• WHAT THIS TASK INVOLVES
Gather all lines from the material that contain "accent".

++++++++++

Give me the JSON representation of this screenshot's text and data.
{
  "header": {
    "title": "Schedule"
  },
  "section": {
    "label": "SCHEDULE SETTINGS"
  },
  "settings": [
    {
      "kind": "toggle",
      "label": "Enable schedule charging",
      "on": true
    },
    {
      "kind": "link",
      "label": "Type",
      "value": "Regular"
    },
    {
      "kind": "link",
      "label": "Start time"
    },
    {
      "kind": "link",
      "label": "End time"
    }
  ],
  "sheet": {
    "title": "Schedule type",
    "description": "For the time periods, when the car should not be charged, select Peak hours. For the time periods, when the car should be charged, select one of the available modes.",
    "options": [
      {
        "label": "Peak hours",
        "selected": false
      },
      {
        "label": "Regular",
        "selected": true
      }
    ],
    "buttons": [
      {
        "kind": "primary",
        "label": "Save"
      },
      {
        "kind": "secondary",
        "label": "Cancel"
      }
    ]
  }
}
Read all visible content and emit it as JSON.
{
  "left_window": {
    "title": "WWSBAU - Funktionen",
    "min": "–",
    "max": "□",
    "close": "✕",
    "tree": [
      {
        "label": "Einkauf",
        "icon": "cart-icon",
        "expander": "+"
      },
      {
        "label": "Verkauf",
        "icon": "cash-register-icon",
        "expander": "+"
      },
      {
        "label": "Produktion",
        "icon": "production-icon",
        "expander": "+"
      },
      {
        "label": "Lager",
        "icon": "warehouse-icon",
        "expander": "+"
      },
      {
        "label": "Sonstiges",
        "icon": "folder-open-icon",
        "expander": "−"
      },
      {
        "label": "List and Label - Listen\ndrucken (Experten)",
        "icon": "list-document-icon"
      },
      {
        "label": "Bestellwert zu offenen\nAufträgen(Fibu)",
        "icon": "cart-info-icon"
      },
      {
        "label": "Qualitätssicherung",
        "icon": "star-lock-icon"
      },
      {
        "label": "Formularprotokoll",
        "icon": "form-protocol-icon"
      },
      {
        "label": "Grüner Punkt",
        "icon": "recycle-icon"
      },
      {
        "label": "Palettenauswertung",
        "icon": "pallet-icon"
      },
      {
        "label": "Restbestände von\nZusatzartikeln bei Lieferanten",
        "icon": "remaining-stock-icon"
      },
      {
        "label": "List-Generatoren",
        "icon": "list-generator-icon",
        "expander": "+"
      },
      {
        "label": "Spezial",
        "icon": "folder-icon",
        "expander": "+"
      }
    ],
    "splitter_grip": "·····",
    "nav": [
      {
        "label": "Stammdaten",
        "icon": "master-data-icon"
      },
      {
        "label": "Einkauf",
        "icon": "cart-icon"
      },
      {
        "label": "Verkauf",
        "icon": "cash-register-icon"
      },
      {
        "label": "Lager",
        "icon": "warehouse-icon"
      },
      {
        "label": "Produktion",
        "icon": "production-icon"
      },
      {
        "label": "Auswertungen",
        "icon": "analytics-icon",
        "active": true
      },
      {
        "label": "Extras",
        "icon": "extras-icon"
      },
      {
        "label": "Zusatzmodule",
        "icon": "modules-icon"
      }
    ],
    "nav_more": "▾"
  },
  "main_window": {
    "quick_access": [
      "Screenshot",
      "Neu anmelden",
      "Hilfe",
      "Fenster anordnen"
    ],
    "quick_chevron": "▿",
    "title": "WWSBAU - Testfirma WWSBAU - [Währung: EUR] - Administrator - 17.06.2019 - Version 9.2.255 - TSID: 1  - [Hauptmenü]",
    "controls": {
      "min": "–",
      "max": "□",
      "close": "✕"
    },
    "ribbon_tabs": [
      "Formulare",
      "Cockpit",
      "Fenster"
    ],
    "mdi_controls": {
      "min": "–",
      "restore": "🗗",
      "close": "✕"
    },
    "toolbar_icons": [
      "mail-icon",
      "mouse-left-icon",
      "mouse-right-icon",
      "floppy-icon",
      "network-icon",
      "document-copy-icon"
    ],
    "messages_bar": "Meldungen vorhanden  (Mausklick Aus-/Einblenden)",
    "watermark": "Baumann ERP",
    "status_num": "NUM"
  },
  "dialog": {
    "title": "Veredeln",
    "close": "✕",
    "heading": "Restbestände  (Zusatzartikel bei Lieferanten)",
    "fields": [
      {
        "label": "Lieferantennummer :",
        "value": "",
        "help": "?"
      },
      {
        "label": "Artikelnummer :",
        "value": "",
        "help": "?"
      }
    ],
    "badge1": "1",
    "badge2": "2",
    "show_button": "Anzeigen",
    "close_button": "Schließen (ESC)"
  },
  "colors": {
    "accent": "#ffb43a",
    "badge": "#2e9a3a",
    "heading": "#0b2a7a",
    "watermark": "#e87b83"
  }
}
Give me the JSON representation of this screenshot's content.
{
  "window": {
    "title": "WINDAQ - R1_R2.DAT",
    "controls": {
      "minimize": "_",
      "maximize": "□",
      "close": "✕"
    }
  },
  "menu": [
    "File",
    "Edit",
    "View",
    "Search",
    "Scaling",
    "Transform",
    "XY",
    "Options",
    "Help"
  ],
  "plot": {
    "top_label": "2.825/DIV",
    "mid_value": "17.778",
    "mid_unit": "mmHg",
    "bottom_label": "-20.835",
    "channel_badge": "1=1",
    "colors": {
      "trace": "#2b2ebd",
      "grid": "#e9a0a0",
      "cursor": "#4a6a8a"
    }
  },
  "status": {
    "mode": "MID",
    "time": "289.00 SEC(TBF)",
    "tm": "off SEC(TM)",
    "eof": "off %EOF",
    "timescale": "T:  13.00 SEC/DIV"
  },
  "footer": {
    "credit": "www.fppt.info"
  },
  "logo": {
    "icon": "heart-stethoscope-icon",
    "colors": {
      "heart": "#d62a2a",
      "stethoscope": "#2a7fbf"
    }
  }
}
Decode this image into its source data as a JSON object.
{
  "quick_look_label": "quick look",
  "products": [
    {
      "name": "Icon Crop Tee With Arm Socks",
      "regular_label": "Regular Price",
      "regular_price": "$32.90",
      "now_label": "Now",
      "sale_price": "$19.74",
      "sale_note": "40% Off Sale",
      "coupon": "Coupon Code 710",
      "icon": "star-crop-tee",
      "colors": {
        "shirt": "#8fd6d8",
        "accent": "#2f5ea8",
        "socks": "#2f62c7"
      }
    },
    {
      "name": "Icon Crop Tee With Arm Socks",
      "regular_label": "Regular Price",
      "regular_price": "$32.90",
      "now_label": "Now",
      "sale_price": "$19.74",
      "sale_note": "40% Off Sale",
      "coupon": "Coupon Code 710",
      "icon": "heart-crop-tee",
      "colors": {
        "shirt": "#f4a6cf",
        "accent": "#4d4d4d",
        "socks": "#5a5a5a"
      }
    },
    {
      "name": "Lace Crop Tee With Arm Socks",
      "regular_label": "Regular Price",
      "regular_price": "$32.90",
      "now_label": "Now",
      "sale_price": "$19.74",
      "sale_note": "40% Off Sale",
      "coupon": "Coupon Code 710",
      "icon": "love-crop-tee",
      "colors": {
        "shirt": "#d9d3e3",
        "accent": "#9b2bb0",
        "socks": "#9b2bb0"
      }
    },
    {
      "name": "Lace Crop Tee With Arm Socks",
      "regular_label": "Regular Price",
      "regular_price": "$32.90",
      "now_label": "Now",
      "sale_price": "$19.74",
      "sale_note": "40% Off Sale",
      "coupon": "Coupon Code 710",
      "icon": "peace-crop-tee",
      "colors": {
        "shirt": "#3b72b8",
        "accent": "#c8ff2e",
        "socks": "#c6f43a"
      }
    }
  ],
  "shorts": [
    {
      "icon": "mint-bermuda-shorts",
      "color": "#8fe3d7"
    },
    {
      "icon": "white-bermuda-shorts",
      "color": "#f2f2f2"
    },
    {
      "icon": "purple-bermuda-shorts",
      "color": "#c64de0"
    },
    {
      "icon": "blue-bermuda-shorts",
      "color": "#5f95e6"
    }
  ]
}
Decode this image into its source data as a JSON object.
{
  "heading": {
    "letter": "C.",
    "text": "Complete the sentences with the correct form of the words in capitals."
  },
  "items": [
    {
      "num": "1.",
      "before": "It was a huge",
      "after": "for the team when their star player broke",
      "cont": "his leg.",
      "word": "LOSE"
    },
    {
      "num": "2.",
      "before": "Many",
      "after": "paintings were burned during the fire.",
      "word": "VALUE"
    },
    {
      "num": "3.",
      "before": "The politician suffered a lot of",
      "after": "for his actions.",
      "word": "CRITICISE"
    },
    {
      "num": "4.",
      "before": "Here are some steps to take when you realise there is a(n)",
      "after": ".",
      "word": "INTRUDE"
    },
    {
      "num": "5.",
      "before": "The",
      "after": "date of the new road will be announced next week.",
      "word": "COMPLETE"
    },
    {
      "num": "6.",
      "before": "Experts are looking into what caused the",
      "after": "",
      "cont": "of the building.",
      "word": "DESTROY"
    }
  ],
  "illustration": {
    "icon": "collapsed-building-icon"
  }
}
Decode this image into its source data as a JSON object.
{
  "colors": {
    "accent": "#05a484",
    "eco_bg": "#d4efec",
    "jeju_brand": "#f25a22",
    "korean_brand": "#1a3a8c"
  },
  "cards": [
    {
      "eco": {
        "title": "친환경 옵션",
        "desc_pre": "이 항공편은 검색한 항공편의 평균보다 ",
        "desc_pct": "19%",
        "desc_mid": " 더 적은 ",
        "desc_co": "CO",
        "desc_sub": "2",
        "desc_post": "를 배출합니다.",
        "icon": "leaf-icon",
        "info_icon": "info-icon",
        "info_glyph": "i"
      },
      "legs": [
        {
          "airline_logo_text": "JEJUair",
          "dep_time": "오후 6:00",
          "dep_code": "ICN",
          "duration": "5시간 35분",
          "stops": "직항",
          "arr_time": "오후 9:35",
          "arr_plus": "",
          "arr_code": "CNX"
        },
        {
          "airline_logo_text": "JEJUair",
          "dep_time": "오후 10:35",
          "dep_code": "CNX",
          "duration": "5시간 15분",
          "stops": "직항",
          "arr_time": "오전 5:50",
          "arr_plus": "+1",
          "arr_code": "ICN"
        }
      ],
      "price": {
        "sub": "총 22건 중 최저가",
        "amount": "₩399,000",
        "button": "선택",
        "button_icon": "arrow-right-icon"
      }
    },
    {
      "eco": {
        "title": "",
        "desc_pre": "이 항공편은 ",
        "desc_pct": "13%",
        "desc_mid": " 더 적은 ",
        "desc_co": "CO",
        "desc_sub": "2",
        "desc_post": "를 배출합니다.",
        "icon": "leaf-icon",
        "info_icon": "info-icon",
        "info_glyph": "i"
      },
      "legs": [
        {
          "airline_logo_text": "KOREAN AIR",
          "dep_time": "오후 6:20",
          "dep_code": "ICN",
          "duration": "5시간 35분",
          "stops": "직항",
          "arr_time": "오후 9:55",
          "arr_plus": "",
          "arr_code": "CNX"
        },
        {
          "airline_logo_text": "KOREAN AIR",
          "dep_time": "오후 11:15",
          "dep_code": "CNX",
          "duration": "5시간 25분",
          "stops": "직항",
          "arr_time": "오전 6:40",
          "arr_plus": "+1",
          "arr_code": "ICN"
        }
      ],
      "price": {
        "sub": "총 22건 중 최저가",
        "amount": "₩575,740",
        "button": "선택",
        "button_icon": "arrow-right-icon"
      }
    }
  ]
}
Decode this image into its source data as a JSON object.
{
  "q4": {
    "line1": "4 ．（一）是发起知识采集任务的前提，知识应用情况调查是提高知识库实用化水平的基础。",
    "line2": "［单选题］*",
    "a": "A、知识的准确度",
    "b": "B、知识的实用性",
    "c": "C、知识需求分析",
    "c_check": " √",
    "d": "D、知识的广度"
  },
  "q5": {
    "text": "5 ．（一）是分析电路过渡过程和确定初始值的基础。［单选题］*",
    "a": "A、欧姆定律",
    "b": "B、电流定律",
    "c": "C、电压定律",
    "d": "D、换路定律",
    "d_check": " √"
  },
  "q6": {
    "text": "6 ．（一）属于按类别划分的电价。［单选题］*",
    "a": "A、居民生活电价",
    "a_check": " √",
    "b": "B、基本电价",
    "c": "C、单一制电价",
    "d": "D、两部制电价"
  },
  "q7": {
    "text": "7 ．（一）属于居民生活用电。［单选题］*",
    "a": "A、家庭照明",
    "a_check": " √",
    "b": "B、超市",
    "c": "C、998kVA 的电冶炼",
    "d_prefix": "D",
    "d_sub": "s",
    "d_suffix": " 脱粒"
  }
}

++++++++++

• RESPONSE TO THE EXERCISE
    "accent": "#ffb43a",
        "accent": "#2f5ea8",
        "accent": "#4d4d4d",
        "accent": "#9b2bb0",
        "accent": "#c8ff2e",
    "accent": "#05a484",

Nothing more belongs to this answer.